• DATA RECORDS:

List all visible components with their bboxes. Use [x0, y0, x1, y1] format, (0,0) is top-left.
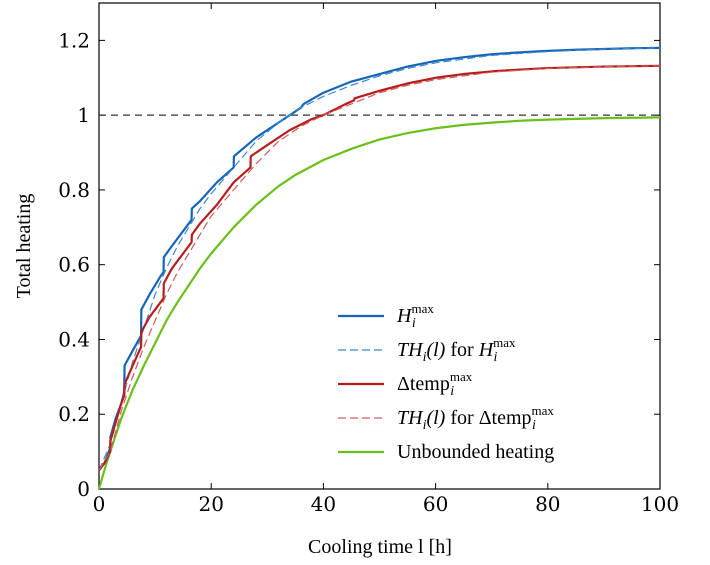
y-tick-label: 0.8 — [58, 178, 90, 202]
y-tick-label: 0.4 — [58, 327, 90, 351]
y-tick-label: 1.2 — [58, 28, 90, 52]
x-tick-label: 40 — [311, 492, 336, 516]
x-tick-label: 0 — [93, 492, 106, 516]
legend: Hmax i THi(l) for Hmax i Δtempmax i THi(l) for… — [338, 301, 554, 463]
legend-label-2: Δtempmax i — [397, 369, 473, 399]
series-layer — [97, 46, 661, 490]
x-tick-label: 100 — [641, 492, 679, 516]
axis-ticks — [98, 3, 661, 490]
y-tick-label: 0.6 — [58, 253, 90, 277]
y-tick-label: 0.2 — [58, 402, 90, 426]
legend-label-4: Unbounded heating — [397, 441, 554, 463]
series-line-3 — [98, 65, 661, 471]
x-tick-label: 20 — [198, 492, 223, 516]
x-tick-label: 60 — [423, 492, 448, 516]
legend-label-3: THi(l) for Δtempmax i — [397, 403, 554, 433]
series-line-1 — [98, 47, 661, 471]
y-tick-label: 0 — [77, 477, 90, 501]
legend-label-1: THi(l) for Hmax i — [397, 335, 516, 365]
x-tick-label: 80 — [535, 492, 560, 516]
series-line-2 — [98, 64, 661, 471]
legend-label-0: Hmax i — [396, 301, 434, 331]
x-axis-label: Cooling time l [h] — [308, 536, 452, 558]
y-tick-label: 1 — [77, 103, 90, 127]
tick-labels: 0 20 40 60 80 100 0 0.2 0.4 0.6 0.8 1 1.2 — [58, 28, 679, 516]
series-line-0 — [98, 46, 661, 471]
series-line-4 — [97, 116, 661, 490]
y-axis-label: Total heating — [13, 194, 35, 299]
plot-area — [98, 2, 661, 490]
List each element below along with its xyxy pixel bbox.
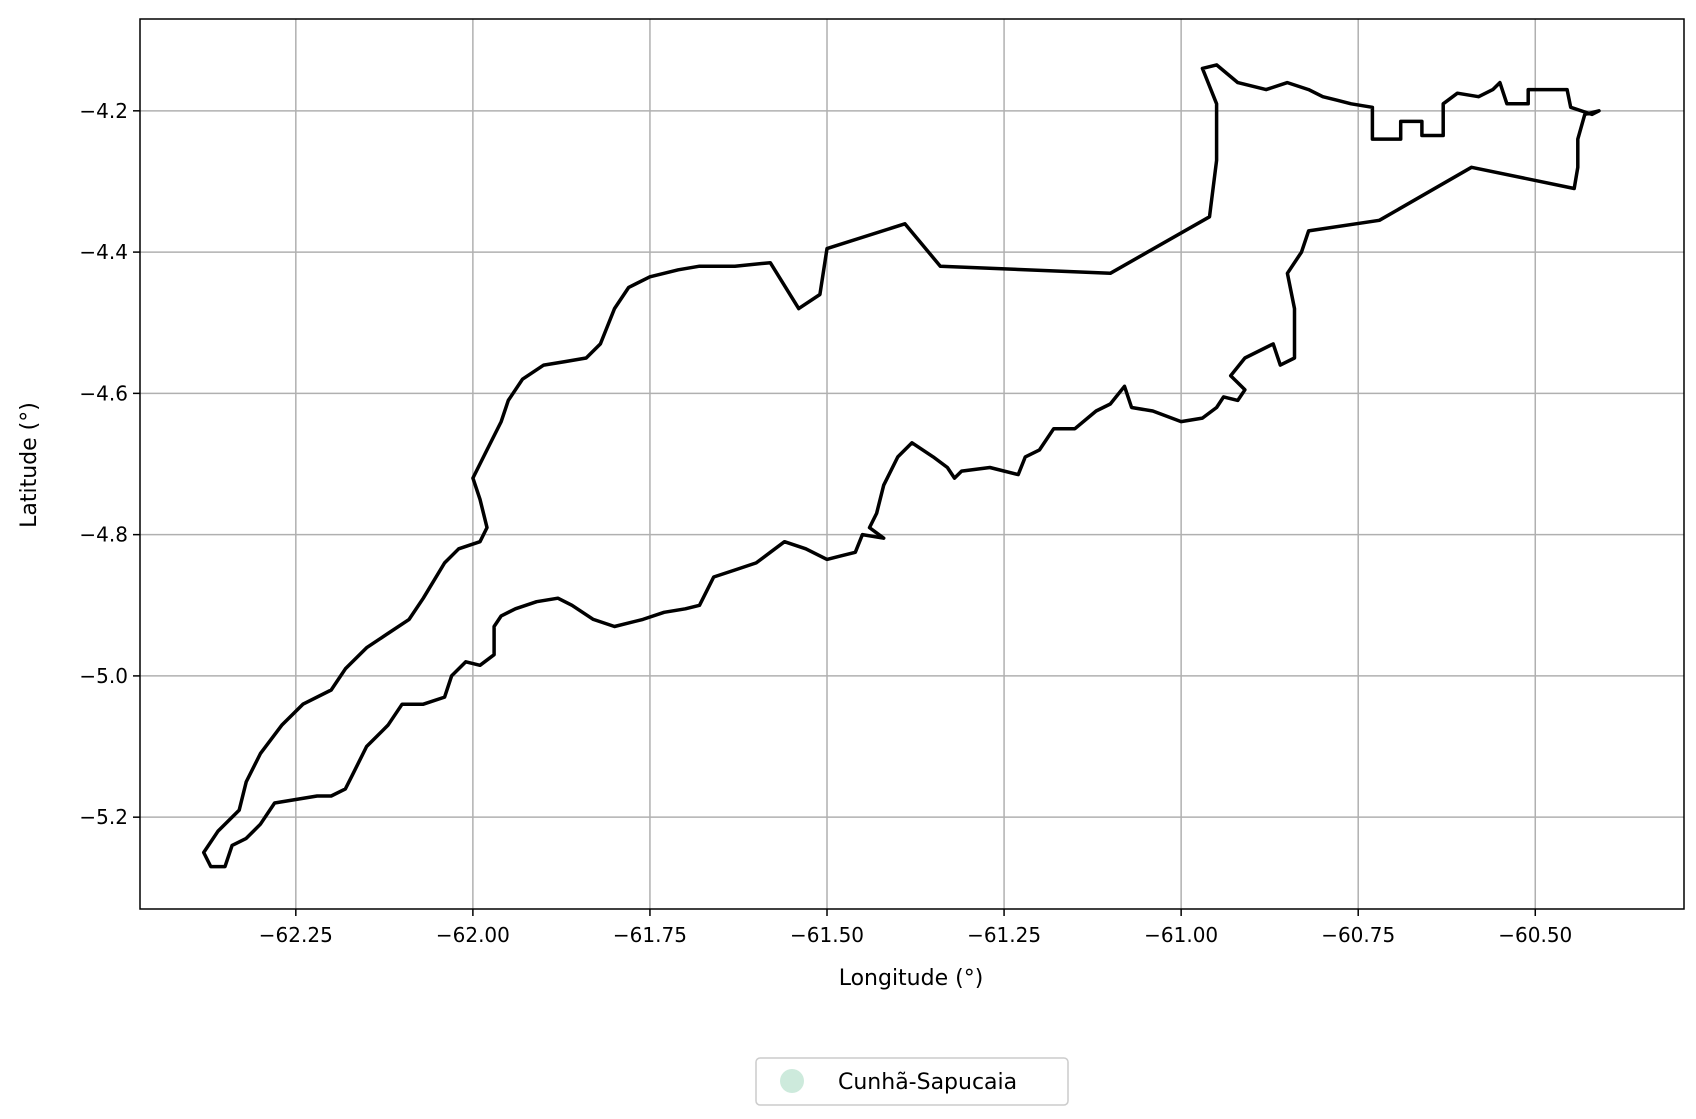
y-tick-label: −4.2 bbox=[79, 99, 128, 123]
y-tick-label: −4.4 bbox=[79, 240, 128, 264]
legend: Cunhã-Sapucaia bbox=[755, 1057, 1069, 1106]
x-tick-label: −60.50 bbox=[1498, 923, 1572, 947]
legend-marker bbox=[780, 1069, 804, 1093]
x-tick-label: −60.75 bbox=[1321, 923, 1395, 947]
x-axis-label: Longitude (°) bbox=[839, 966, 984, 991]
legend-label: Cunhã-Sapucaia bbox=[838, 1070, 1017, 1095]
x-tick-label: −61.25 bbox=[967, 923, 1041, 947]
x-tick-label: −62.25 bbox=[259, 923, 333, 947]
y-tick-label: −4.6 bbox=[79, 381, 128, 405]
y-axis-label: Latitude (°) bbox=[17, 402, 42, 528]
y-tick-label: −5.0 bbox=[79, 664, 128, 688]
grid-lines bbox=[140, 19, 1684, 909]
axes-frame bbox=[139, 18, 1685, 910]
x-tick-label: −61.50 bbox=[790, 923, 864, 947]
region-boundary bbox=[201, 63, 1601, 869]
y-axis-ticks: −4.2 −4.4 −4.6 −4.8 −5.0 −5.2 bbox=[79, 99, 140, 829]
x-tick-label: −61.75 bbox=[613, 923, 687, 947]
legend-frame bbox=[755, 1057, 1069, 1106]
y-tick-label: −4.8 bbox=[79, 523, 128, 547]
y-tick-label: −5.2 bbox=[79, 805, 128, 829]
x-tick-label: −61.00 bbox=[1144, 923, 1218, 947]
x-tick-label: −62.00 bbox=[436, 923, 510, 947]
x-axis-ticks: −62.25 −62.00 −61.75 −61.50 −61.25 −61.00 −60.… bbox=[259, 909, 1572, 947]
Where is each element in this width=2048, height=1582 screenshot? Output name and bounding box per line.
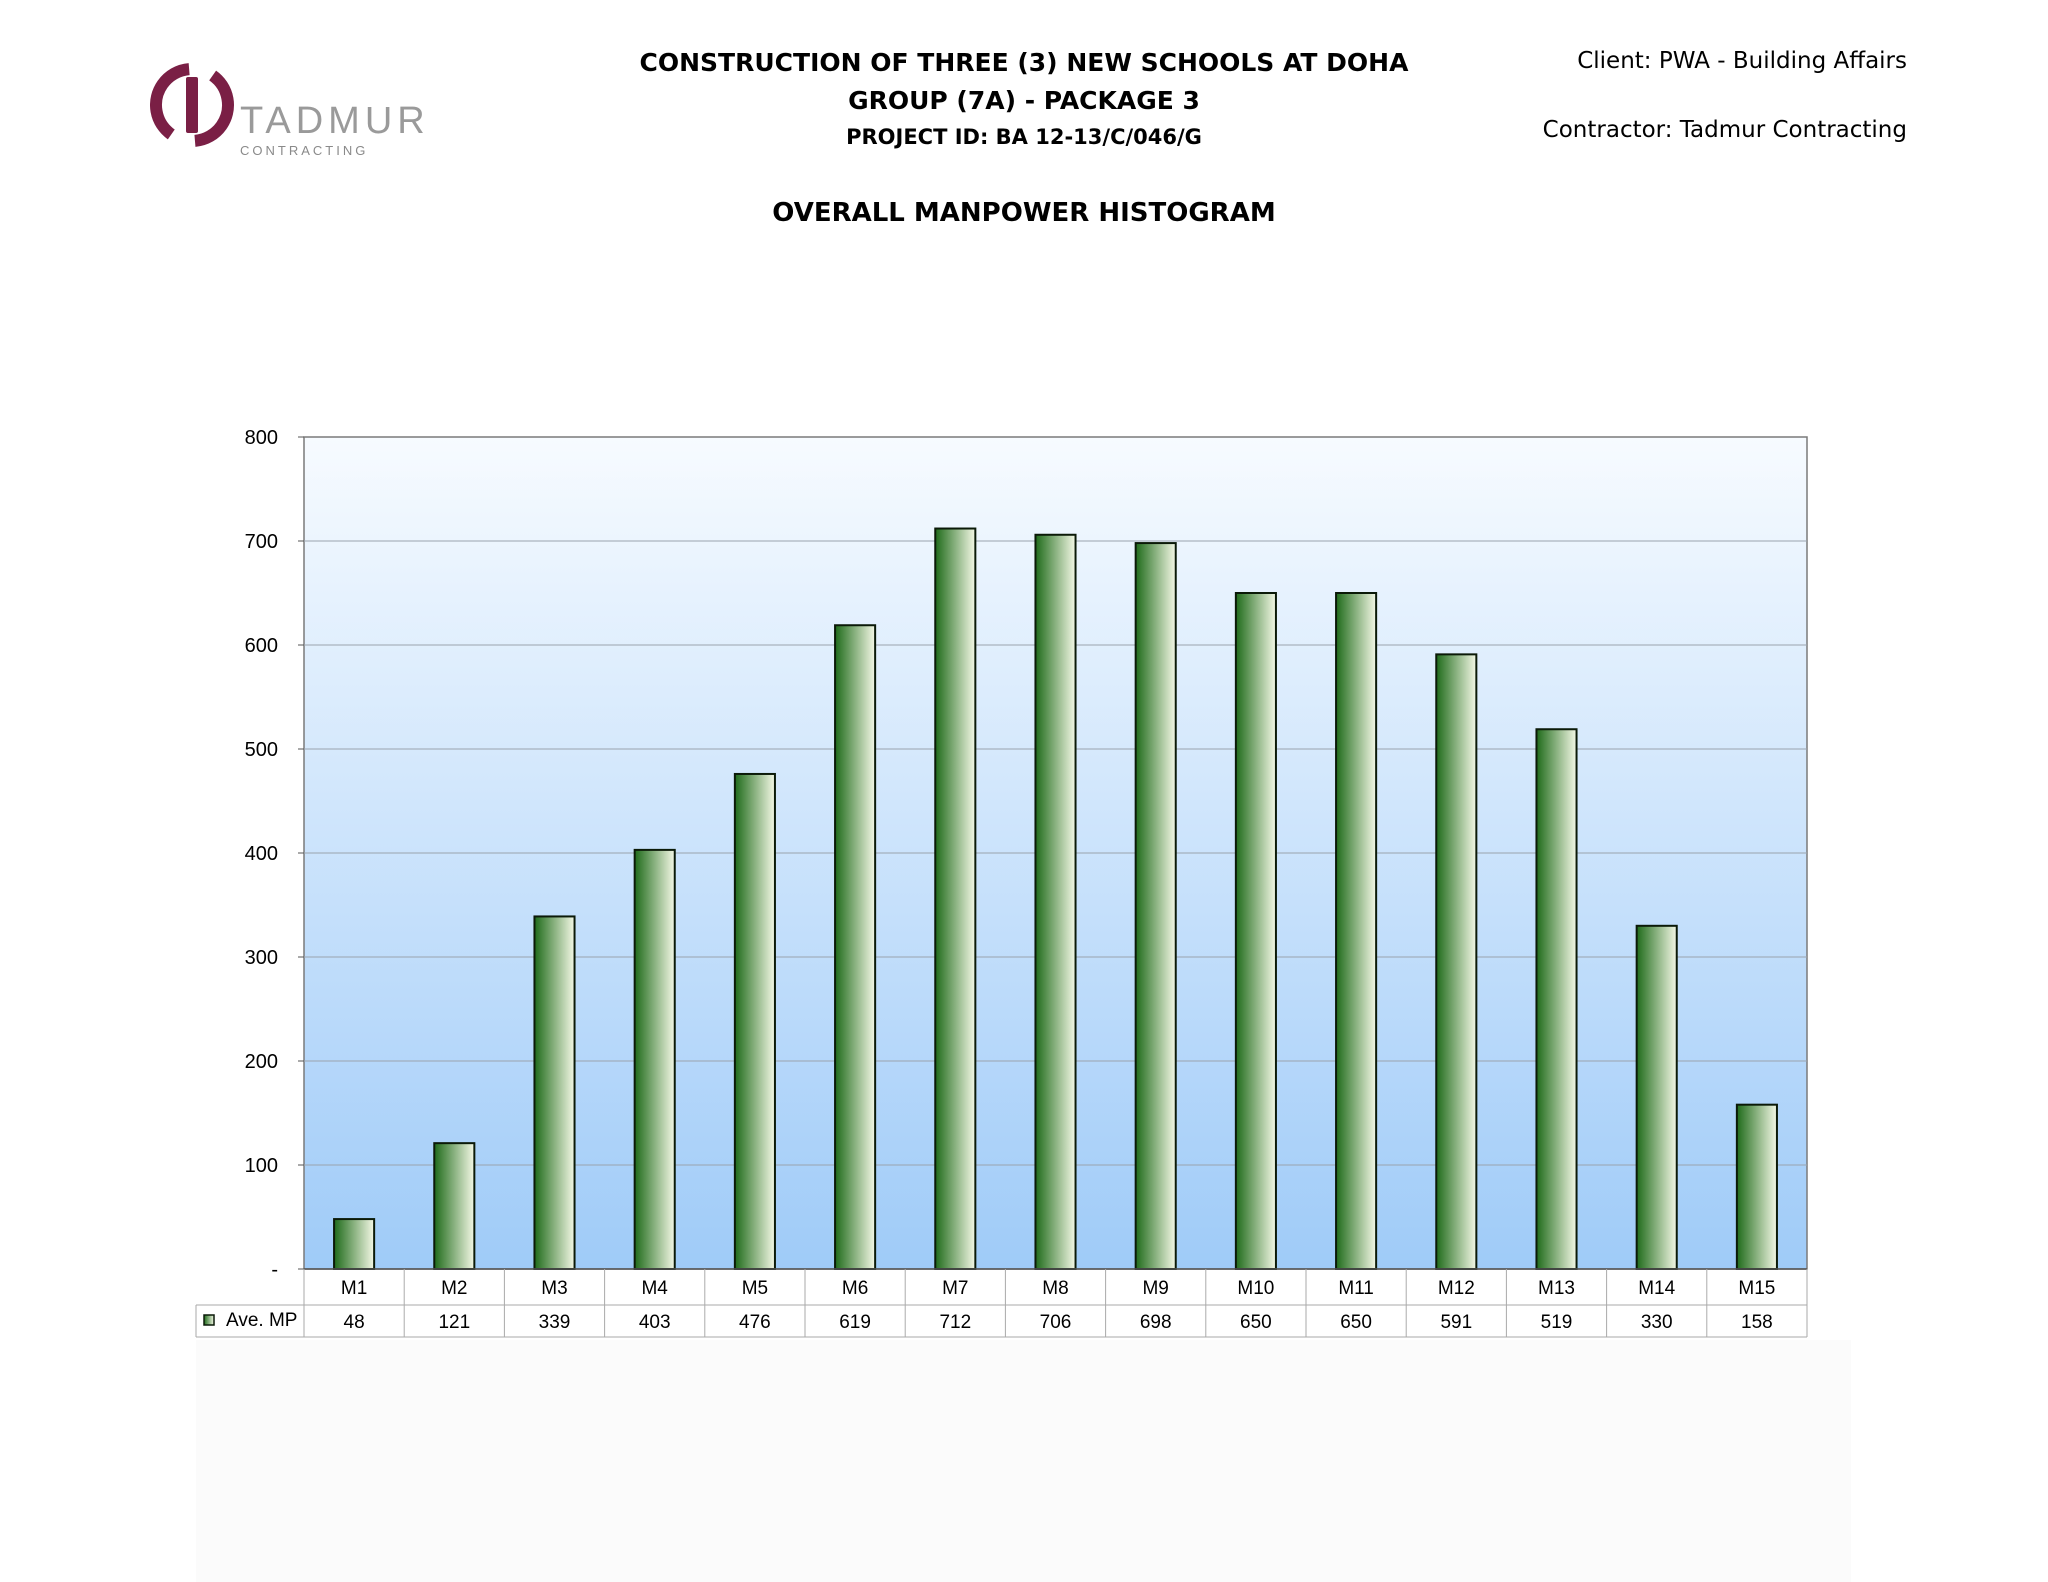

• GIVEN PROBLEM:
Retype every line of the records above word for word, leaving out the pictures.

• WRITTEN SOLUTION:
List all visible components with their bboxes. Use [x0, y0, x1, y1] format, (0,0) is top-left.
y-tick-label: 0.8 — [58, 178, 90, 202]
y-tick-label: 0.4 — [58, 327, 90, 351]
y-tick-label: 1.2 — [58, 28, 90, 52]
x-tick-label: 40 — [311, 492, 336, 516]
x-tick-label: 0 — [93, 492, 106, 516]
legend: Hmax i THi(l) for Hmax i Δtempmax i THi(l) for… — [338, 301, 554, 463]
legend-label-2: Δtempmax i — [397, 369, 473, 399]
series-layer — [97, 46, 661, 490]
x-tick-label: 100 — [641, 492, 679, 516]
axis-ticks — [98, 3, 661, 490]
y-tick-label: 0.6 — [58, 253, 90, 277]
y-tick-label: 0.2 — [58, 402, 90, 426]
legend-label-4: Unbounded heating — [397, 441, 554, 463]
series-line-3 — [98, 65, 661, 471]
x-tick-label: 20 — [198, 492, 223, 516]
x-tick-label: 60 — [423, 492, 448, 516]
legend-label-3: THi(l) for Δtempmax i — [397, 403, 554, 433]
series-line-1 — [98, 47, 661, 471]
y-tick-label: 0 — [77, 477, 90, 501]
legend-label-1: THi(l) for Hmax i — [397, 335, 516, 365]
x-tick-label: 80 — [535, 492, 560, 516]
series-line-2 — [98, 64, 661, 471]
legend-label-0: Hmax i — [396, 301, 434, 331]
x-axis-label: Cooling time l [h] — [308, 536, 452, 558]
y-tick-label: 1 — [77, 103, 90, 127]
tick-labels: 0 20 40 60 80 100 0 0.2 0.4 0.6 0.8 1 1.2 — [58, 28, 679, 516]
series-line-0 — [98, 46, 661, 471]
series-line-4 — [97, 116, 661, 490]
y-axis-label: Total heating — [13, 194, 35, 299]
plot-area — [98, 2, 661, 490]
List each element below along with its xyxy pixel bbox.
y-tick-label: −4.2 bbox=[79, 99, 128, 123]
y-tick-label: −4.4 bbox=[79, 240, 128, 264]
legend: Cunhã-Sapucaia bbox=[755, 1057, 1069, 1106]
x-tick-label: −60.50 bbox=[1498, 923, 1572, 947]
legend-marker bbox=[780, 1069, 804, 1093]
x-tick-label: −60.75 bbox=[1321, 923, 1395, 947]
x-axis-label: Longitude (°) bbox=[839, 966, 984, 991]
legend-label: Cunhã-Sapucaia bbox=[838, 1070, 1017, 1095]
x-tick-label: −61.25 bbox=[967, 923, 1041, 947]
x-tick-label: −62.25 bbox=[259, 923, 333, 947]
y-tick-label: −4.6 bbox=[79, 381, 128, 405]
y-axis-label: Latitude (°) bbox=[17, 402, 42, 528]
y-tick-label: −5.0 bbox=[79, 664, 128, 688]
grid-lines bbox=[140, 19, 1684, 909]
axes-frame bbox=[139, 18, 1685, 910]
x-tick-label: −61.50 bbox=[790, 923, 864, 947]
region-boundary bbox=[201, 63, 1601, 869]
y-axis-ticks: −4.2 −4.4 −4.6 −4.8 −5.0 −5.2 bbox=[79, 99, 140, 829]
x-tick-label: −61.75 bbox=[613, 923, 687, 947]
legend-frame bbox=[755, 1057, 1069, 1106]
y-tick-label: −4.8 bbox=[79, 523, 128, 547]
y-tick-label: −5.2 bbox=[79, 805, 128, 829]
x-tick-label: −61.00 bbox=[1144, 923, 1218, 947]
x-tick-label: −62.00 bbox=[436, 923, 510, 947]
x-axis-ticks: −62.25 −62.00 −61.75 −61.50 −61.25 −61.00 −60.… bbox=[259, 909, 1572, 947]
Where is each element in this width=2048, height=1582 screenshot? Output name and bounding box per line.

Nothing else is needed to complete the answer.